---------- Material for this exercise
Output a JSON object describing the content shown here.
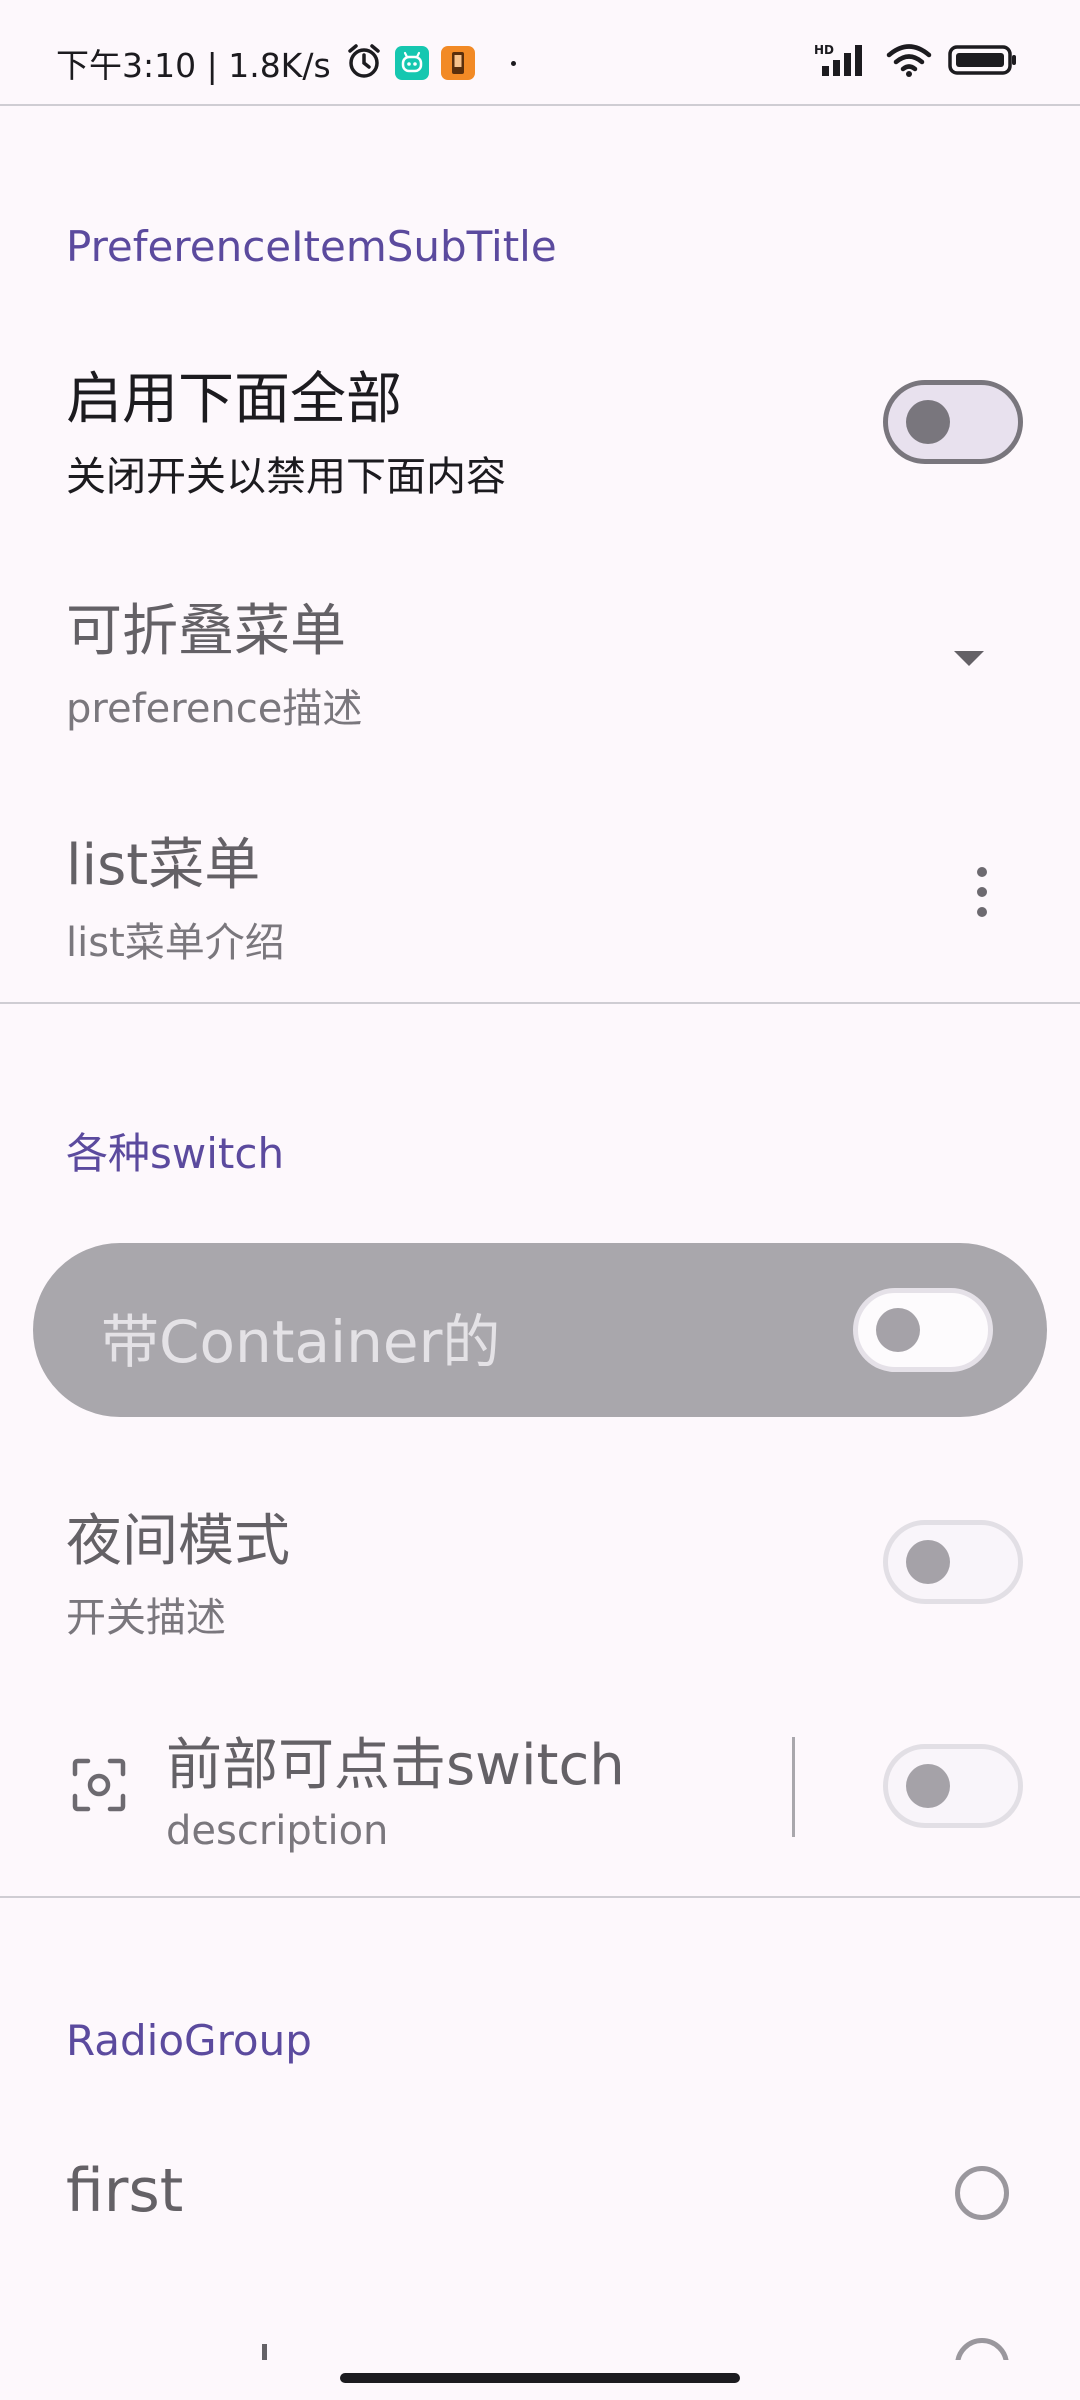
{
  "status_bar": {
    "time_speed": "下午3:10 | 1.8K/s",
    "network_label": "HD"
  },
  "section1": {
    "header": "PreferenceItemSubTitle",
    "enable_all": {
      "title": "启用下面全部",
      "subtitle": "关闭开关以禁用下面内容",
      "switch_on": false
    },
    "collapsible": {
      "title": "可折叠菜单",
      "subtitle": "preference描述"
    },
    "list_menu": {
      "title": "list菜单",
      "subtitle": "list菜单介绍"
    }
  },
  "section2": {
    "header": "各种switch",
    "container_switch": {
      "label": "带Container的",
      "switch_on": false
    },
    "night_mode": {
      "title": "夜间模式",
      "subtitle": "开关描述",
      "switch_on": false
    },
    "front_clickable": {
      "title": "前部可点击switch",
      "subtitle": "description",
      "switch_on": false
    }
  },
  "section3": {
    "header": "RadioGroup",
    "options": [
      {
        "label": "first",
        "selected": false
      }
    ]
  },
  "colors": {
    "accent": "#5b4a9e",
    "background": "#fdf8fc",
    "container": "#a9a7ac"
  }
}
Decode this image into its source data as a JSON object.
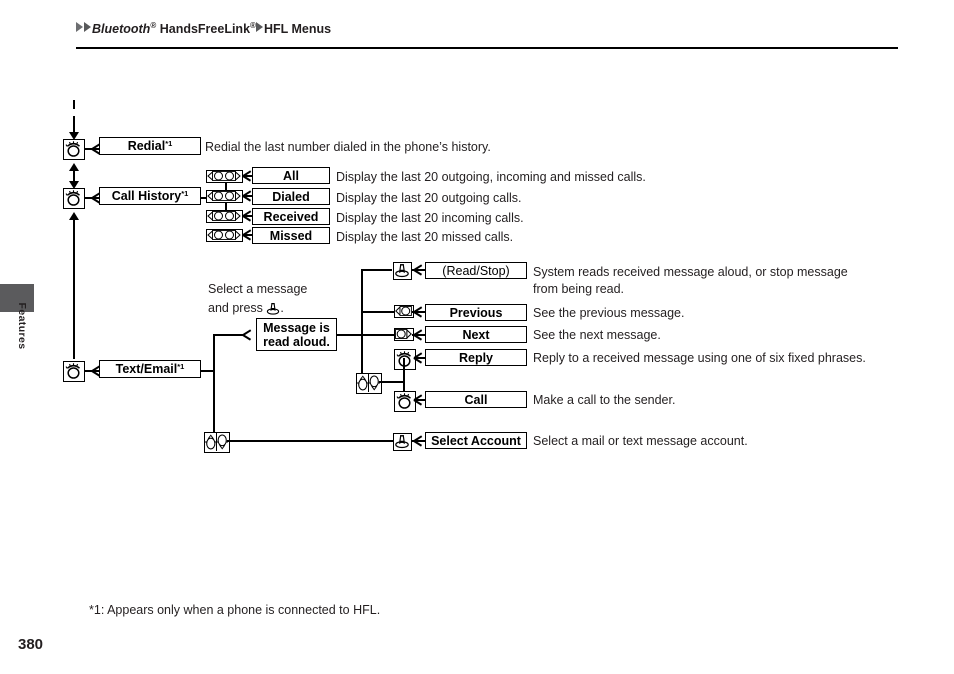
{
  "document": {
    "page_number": "380",
    "side_tab_label": "Features",
    "footnote": "*1: Appears only when a phone is connected to HFL."
  },
  "header": {
    "crumbs": [
      "Bluetooth",
      "HandsFreeLink",
      "HFL Menus"
    ],
    "registered_mark": "®",
    "full_text": "Bluetooth® HandsFreeLink® HFL Menus"
  },
  "diagram": {
    "type": "menu-tree",
    "branches": [
      {
        "id": "redial",
        "icon": "phone-button-icon",
        "label": "Redial",
        "footnote_mark": "*1",
        "description": "Redial the last number dialed in the phone’s history.",
        "children": []
      },
      {
        "id": "call-history",
        "icon": "phone-button-icon",
        "label": "Call History",
        "footnote_mark": "*1",
        "description": "",
        "children": [
          {
            "id": "all",
            "icon": "rocker-icon",
            "label": "All",
            "description": "Display the last 20 outgoing, incoming and missed calls."
          },
          {
            "id": "dialed",
            "icon": "rocker-icon",
            "label": "Dialed",
            "description": "Display the last 20 outgoing calls."
          },
          {
            "id": "received",
            "icon": "rocker-icon",
            "label": "Received",
            "description": "Display the last 20 incoming calls."
          },
          {
            "id": "missed",
            "icon": "rocker-icon",
            "label": "Missed",
            "description": "Display the last 20 missed calls."
          }
        ]
      },
      {
        "id": "text-email",
        "icon": "phone-button-icon",
        "label": "Text/Email",
        "footnote_mark": "*1",
        "description": "",
        "hint": {
          "line1": "Select a message",
          "line2_pre": "and press",
          "line2_post": ".",
          "icon": "talk-button-icon"
        },
        "state_box": {
          "line1": "Message is",
          "line2": "read aloud."
        },
        "children": [
          {
            "id": "read-stop",
            "icon": "talk-button-icon",
            "label": "(Read/Stop)",
            "description": "System reads received message aloud, or stop message\nfrom being read."
          },
          {
            "id": "previous",
            "icon": "rocker-left-icon",
            "label": "Previous",
            "description": "See the previous message."
          },
          {
            "id": "next",
            "icon": "rocker-right-icon",
            "label": "Next",
            "description": "See the next message."
          },
          {
            "id": "reply",
            "icon": "phone-button-icon",
            "label": "Reply",
            "description": "Reply to a received message using one of six fixed phrases."
          },
          {
            "id": "call",
            "icon": "phone-button-icon",
            "label": "Call",
            "description": "Make a call to the sender."
          },
          {
            "id": "select-account",
            "icon": "talk-button-icon",
            "label": "Select Account",
            "description": "Select a mail or text message account."
          }
        ],
        "connector_icon": "up-down-selector-icon",
        "account_connector_icon": "up-down-selector-icon"
      }
    ]
  },
  "colors": {
    "ink": "#231f20",
    "line": "#000000",
    "side_tab": "#5b5b5d",
    "breadcrumb_arrow": "#6d6e71"
  }
}
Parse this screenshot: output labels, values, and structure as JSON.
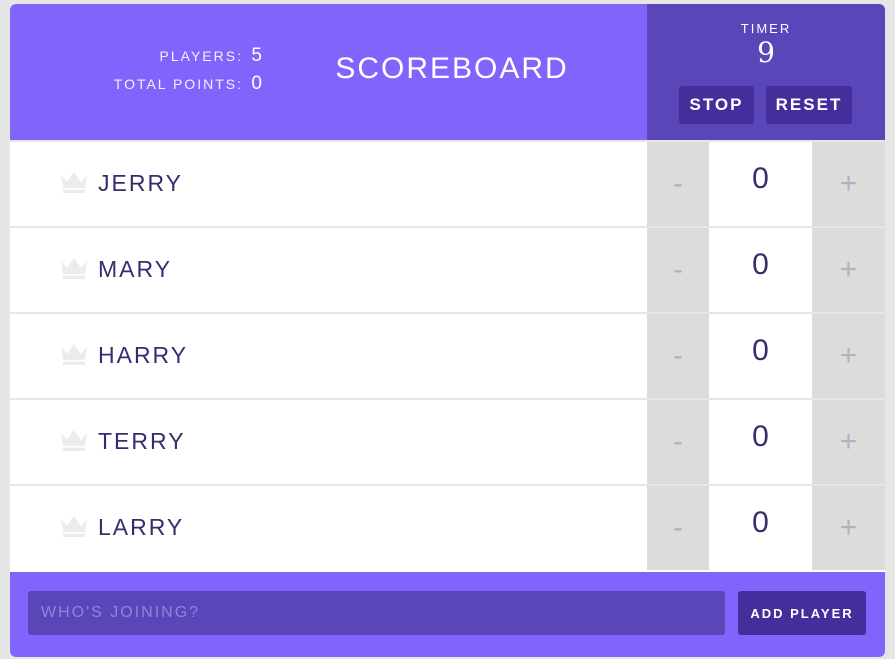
{
  "colors": {
    "header_bg": "#8264fc",
    "timer_bg": "#5a45b9",
    "button_bg": "#432e9c",
    "name_text": "#3b2a6e",
    "counter_bg": "#dcdcdc",
    "page_bg": "#e6e6e6"
  },
  "header": {
    "stats": {
      "players_label": "Players:",
      "players_value": "5",
      "total_label": "Total Points:",
      "total_value": "0"
    },
    "title": "Scoreboard",
    "timer": {
      "label": "Timer",
      "value": "9",
      "stop_label": "Stop",
      "reset_label": "Reset"
    }
  },
  "players": [
    {
      "name": "Jerry",
      "score": "0",
      "minus": "-",
      "plus": "+",
      "icon": "crown-icon"
    },
    {
      "name": "Mary",
      "score": "0",
      "minus": "-",
      "plus": "+",
      "icon": "crown-icon"
    },
    {
      "name": "Harry",
      "score": "0",
      "minus": "-",
      "plus": "+",
      "icon": "crown-icon"
    },
    {
      "name": "Terry",
      "score": "0",
      "minus": "-",
      "plus": "+",
      "icon": "crown-icon"
    },
    {
      "name": "Larry",
      "score": "0",
      "minus": "-",
      "plus": "+",
      "icon": "crown-icon"
    }
  ],
  "footer": {
    "input_placeholder": "Who's joining?",
    "input_value": "",
    "add_label": "Add Player"
  }
}
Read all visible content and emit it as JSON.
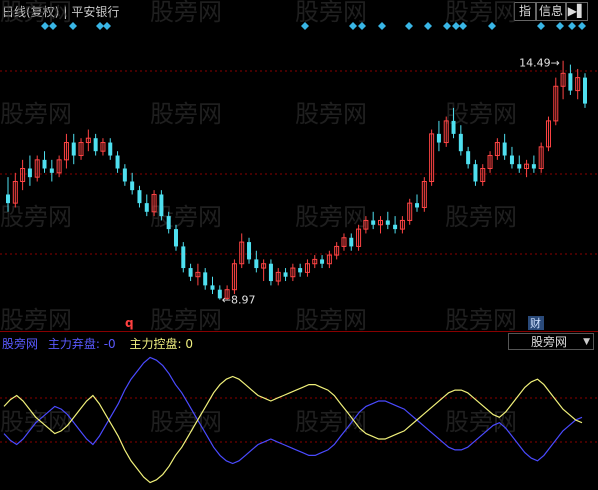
--------------------
> Required task:
Write the listing out a second time exactly, dropping all images.

> Output of the exercise:
Output a JSON object describing the content shown here.
{
  "status_bar": {
    "time_speed": "下午3:10 | 1.8K/s",
    "network_label": "HD"
  },
  "section1": {
    "header": "PreferenceItemSubTitle",
    "enable_all": {
      "title": "启用下面全部",
      "subtitle": "关闭开关以禁用下面内容",
      "switch_on": false
    },
    "collapsible": {
      "title": "可折叠菜单",
      "subtitle": "preference描述"
    },
    "list_menu": {
      "title": "list菜单",
      "subtitle": "list菜单介绍"
    }
  },
  "section2": {
    "header": "各种switch",
    "container_switch": {
      "label": "带Container的",
      "switch_on": false
    },
    "night_mode": {
      "title": "夜间模式",
      "subtitle": "开关描述",
      "switch_on": false
    },
    "front_clickable": {
      "title": "前部可点击switch",
      "subtitle": "description",
      "switch_on": false
    }
  },
  "section3": {
    "header": "RadioGroup",
    "options": [
      {
        "label": "first",
        "selected": false
      }
    ]
  },
  "colors": {
    "accent": "#5b4a9e",
    "background": "#fdf8fc",
    "container": "#a9a7ac"
  }
}
Decode this image into its source data as a JSON object.
{
  "document": {
    "page_number": "380",
    "side_tab_label": "Features",
    "footnote": "*1: Appears only when a phone is connected to HFL."
  },
  "header": {
    "crumbs": [
      "Bluetooth",
      "HandsFreeLink",
      "HFL Menus"
    ],
    "registered_mark": "®",
    "full_text": "Bluetooth® HandsFreeLink® HFL Menus"
  },
  "diagram": {
    "type": "menu-tree",
    "branches": [
      {
        "id": "redial",
        "icon": "phone-button-icon",
        "label": "Redial",
        "footnote_mark": "*1",
        "description": "Redial the last number dialed in the phone’s history.",
        "children": []
      },
      {
        "id": "call-history",
        "icon": "phone-button-icon",
        "label": "Call History",
        "footnote_mark": "*1",
        "description": "",
        "children": [
          {
            "id": "all",
            "icon": "rocker-icon",
            "label": "All",
            "description": "Display the last 20 outgoing, incoming and missed calls."
          },
          {
            "id": "dialed",
            "icon": "rocker-icon",
            "label": "Dialed",
            "description": "Display the last 20 outgoing calls."
          },
          {
            "id": "received",
            "icon": "rocker-icon",
            "label": "Received",
            "description": "Display the last 20 incoming calls."
          },
          {
            "id": "missed",
            "icon": "rocker-icon",
            "label": "Missed",
            "description": "Display the last 20 missed calls."
          }
        ]
      },
      {
        "id": "text-email",
        "icon": "phone-button-icon",
        "label": "Text/Email",
        "footnote_mark": "*1",
        "description": "",
        "hint": {
          "line1": "Select a message",
          "line2_pre": "and press",
          "line2_post": ".",
          "icon": "talk-button-icon"
        },
        "state_box": {
          "line1": "Message is",
          "line2": "read aloud."
        },
        "children": [
          {
            "id": "read-stop",
            "icon": "talk-button-icon",
            "label": "(Read/Stop)",
            "description": "System reads received message aloud, or stop message\nfrom being read."
          },
          {
            "id": "previous",
            "icon": "rocker-left-icon",
            "label": "Previous",
            "description": "See the previous message."
          },
          {
            "id": "next",
            "icon": "rocker-right-icon",
            "label": "Next",
            "description": "See the next message."
          },
          {
            "id": "reply",
            "icon": "phone-button-icon",
            "label": "Reply",
            "description": "Reply to a received message using one of six fixed phrases."
          },
          {
            "id": "call",
            "icon": "phone-button-icon",
            "label": "Call",
            "description": "Make a call to the sender."
          },
          {
            "id": "select-account",
            "icon": "talk-button-icon",
            "label": "Select Account",
            "description": "Select a mail or text message account."
          }
        ],
        "connector_icon": "up-down-selector-icon",
        "account_connector_icon": "up-down-selector-icon"
      }
    ]
  },
  "colors": {
    "ink": "#231f20",
    "line": "#000000",
    "side_tab": "#5b5b5d",
    "breadcrumb_arrow": "#6d6e71"
  }
}
Parse this screenshot: output labels, values, and structure as JSON.
{
  "colors": {
    "header_bg": "#8264fc",
    "timer_bg": "#5a45b9",
    "button_bg": "#432e9c",
    "name_text": "#3b2a6e",
    "counter_bg": "#dcdcdc",
    "page_bg": "#e6e6e6"
  },
  "header": {
    "stats": {
      "players_label": "Players:",
      "players_value": "5",
      "total_label": "Total Points:",
      "total_value": "0"
    },
    "title": "Scoreboard",
    "timer": {
      "label": "Timer",
      "value": "9",
      "stop_label": "Stop",
      "reset_label": "Reset"
    }
  },
  "players": [
    {
      "name": "Jerry",
      "score": "0",
      "minus": "-",
      "plus": "+",
      "icon": "crown-icon"
    },
    {
      "name": "Mary",
      "score": "0",
      "minus": "-",
      "plus": "+",
      "icon": "crown-icon"
    },
    {
      "name": "Harry",
      "score": "0",
      "minus": "-",
      "plus": "+",
      "icon": "crown-icon"
    },
    {
      "name": "Terry",
      "score": "0",
      "minus": "-",
      "plus": "+",
      "icon": "crown-icon"
    },
    {
      "name": "Larry",
      "score": "0",
      "minus": "-",
      "plus": "+",
      "icon": "crown-icon"
    }
  ],
  "footer": {
    "input_placeholder": "Who's joining?",
    "input_value": "",
    "add_label": "Add Player"
  }
}
Read all visible content and emit it as JSON.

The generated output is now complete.